■ **WORK TO BE COMPLETED**: Single out each line with the word "n的净利润" and copy it.
>> begin RECORDS TO USE
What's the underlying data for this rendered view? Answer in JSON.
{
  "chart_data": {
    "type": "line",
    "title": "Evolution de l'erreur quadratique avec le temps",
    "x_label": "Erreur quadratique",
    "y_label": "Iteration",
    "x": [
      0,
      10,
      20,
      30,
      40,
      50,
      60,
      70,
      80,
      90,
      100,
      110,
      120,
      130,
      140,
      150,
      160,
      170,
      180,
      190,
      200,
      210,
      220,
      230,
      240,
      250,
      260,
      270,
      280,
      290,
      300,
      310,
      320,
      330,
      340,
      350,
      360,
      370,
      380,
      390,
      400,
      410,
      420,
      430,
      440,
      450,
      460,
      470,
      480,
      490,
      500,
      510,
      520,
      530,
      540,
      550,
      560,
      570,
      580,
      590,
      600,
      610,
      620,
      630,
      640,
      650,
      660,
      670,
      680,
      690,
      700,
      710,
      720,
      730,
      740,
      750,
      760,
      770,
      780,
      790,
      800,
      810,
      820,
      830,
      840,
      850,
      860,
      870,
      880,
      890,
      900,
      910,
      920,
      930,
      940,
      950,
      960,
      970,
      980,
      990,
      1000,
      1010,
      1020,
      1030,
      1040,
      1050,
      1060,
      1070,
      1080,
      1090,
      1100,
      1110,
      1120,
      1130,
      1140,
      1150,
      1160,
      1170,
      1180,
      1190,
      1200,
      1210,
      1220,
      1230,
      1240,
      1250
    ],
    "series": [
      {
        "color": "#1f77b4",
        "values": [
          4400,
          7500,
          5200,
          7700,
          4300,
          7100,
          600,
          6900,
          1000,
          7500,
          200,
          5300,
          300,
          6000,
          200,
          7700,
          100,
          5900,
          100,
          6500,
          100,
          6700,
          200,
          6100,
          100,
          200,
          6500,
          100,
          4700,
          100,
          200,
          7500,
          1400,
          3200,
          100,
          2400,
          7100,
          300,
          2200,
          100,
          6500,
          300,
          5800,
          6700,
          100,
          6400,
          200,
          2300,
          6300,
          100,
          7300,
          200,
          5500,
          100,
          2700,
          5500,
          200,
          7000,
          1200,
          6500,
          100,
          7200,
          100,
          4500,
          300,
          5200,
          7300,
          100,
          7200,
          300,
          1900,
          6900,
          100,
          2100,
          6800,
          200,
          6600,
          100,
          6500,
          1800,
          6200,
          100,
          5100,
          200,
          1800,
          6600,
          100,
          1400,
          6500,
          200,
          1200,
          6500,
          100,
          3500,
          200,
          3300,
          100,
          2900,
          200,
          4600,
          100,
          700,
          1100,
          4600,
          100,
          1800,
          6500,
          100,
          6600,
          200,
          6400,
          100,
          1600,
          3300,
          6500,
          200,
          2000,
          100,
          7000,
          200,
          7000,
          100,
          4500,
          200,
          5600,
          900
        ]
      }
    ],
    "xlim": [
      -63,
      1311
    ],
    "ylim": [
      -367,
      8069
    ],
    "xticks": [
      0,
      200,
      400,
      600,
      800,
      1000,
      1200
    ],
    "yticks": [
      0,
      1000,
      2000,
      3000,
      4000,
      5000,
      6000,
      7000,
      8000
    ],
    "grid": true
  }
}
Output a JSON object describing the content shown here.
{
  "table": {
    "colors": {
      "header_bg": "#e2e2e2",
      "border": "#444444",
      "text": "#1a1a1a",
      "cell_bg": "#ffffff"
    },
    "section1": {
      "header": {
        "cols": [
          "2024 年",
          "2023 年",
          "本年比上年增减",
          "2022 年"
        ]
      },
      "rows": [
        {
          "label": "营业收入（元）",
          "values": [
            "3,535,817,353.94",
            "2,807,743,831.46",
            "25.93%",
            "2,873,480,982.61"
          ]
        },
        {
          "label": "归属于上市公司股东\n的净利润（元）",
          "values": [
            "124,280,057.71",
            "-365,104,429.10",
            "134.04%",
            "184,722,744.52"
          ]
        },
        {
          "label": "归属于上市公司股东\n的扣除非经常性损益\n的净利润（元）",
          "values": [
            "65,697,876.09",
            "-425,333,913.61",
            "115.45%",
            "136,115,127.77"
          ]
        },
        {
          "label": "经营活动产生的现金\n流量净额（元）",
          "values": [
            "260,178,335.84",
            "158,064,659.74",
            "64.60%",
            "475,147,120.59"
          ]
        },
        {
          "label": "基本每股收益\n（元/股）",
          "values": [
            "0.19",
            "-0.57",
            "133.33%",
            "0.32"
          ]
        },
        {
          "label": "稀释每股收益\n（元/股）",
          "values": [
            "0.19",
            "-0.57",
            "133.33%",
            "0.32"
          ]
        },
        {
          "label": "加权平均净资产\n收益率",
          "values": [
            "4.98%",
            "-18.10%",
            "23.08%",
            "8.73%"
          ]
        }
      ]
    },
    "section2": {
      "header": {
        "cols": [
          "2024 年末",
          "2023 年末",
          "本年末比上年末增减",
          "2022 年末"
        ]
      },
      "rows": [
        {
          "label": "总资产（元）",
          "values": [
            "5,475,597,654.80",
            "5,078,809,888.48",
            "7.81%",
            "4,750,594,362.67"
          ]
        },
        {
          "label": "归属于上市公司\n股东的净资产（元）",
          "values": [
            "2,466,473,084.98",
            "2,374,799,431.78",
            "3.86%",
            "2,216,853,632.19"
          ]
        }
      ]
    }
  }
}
>> end RECORDS TO USE
>> begin RECORDS TO USE
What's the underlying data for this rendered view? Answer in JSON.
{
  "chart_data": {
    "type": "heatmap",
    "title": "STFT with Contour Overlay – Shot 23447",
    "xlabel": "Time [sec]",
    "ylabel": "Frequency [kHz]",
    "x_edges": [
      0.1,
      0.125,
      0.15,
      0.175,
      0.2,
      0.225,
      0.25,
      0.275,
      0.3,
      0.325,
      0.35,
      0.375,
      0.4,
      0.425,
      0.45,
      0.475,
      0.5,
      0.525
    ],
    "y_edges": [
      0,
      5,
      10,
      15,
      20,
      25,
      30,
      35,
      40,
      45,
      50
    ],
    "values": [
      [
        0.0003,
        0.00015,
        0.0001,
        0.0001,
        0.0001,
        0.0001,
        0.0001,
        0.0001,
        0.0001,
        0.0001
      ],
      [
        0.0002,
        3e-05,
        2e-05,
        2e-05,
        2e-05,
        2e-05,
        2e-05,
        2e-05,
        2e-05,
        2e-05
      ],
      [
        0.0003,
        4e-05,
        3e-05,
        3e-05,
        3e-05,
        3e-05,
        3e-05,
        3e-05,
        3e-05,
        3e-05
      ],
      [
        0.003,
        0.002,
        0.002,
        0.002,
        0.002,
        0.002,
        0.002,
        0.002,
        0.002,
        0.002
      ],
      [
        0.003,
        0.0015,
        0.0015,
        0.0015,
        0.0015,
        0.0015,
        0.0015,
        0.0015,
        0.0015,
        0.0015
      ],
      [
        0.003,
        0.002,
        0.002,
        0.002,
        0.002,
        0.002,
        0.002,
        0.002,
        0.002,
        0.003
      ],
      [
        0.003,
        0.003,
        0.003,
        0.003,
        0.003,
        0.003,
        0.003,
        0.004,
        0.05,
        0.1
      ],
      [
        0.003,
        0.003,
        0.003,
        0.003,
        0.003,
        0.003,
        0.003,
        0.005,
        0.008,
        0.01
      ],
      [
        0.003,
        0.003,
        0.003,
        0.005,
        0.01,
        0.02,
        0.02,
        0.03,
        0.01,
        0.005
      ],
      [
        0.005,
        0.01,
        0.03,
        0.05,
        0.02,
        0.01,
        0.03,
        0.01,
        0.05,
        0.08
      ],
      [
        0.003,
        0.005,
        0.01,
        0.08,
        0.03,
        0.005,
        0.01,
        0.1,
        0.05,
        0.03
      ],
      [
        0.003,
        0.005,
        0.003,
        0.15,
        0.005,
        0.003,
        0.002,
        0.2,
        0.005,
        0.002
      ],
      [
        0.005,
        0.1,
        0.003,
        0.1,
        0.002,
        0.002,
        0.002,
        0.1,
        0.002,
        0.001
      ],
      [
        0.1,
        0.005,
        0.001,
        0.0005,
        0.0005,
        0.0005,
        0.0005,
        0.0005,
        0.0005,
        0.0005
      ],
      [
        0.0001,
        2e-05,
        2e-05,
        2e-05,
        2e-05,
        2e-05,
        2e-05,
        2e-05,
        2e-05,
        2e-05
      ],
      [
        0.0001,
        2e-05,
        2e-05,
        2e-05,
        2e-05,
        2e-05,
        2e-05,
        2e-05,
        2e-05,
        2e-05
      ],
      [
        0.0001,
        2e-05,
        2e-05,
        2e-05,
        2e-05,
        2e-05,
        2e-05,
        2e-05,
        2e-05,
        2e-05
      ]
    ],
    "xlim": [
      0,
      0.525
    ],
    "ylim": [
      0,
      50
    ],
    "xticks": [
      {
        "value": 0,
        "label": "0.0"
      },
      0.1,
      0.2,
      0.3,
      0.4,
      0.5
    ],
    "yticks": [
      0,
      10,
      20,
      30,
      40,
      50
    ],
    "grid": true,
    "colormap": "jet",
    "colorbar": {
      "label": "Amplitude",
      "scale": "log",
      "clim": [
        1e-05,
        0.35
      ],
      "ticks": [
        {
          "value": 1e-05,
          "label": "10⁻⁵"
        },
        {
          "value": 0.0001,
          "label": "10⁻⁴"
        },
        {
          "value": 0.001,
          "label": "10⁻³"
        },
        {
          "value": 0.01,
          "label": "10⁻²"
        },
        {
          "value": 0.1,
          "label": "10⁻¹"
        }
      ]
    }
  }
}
>> end RECORDS TO USE
■ **SOLVED EXERCISE**:
          "label": "归属于上市公司股东\n的净利润（元）",
          "label": "归属于上市公司股东\n的扣除非经常性损益\n的净利润（元）",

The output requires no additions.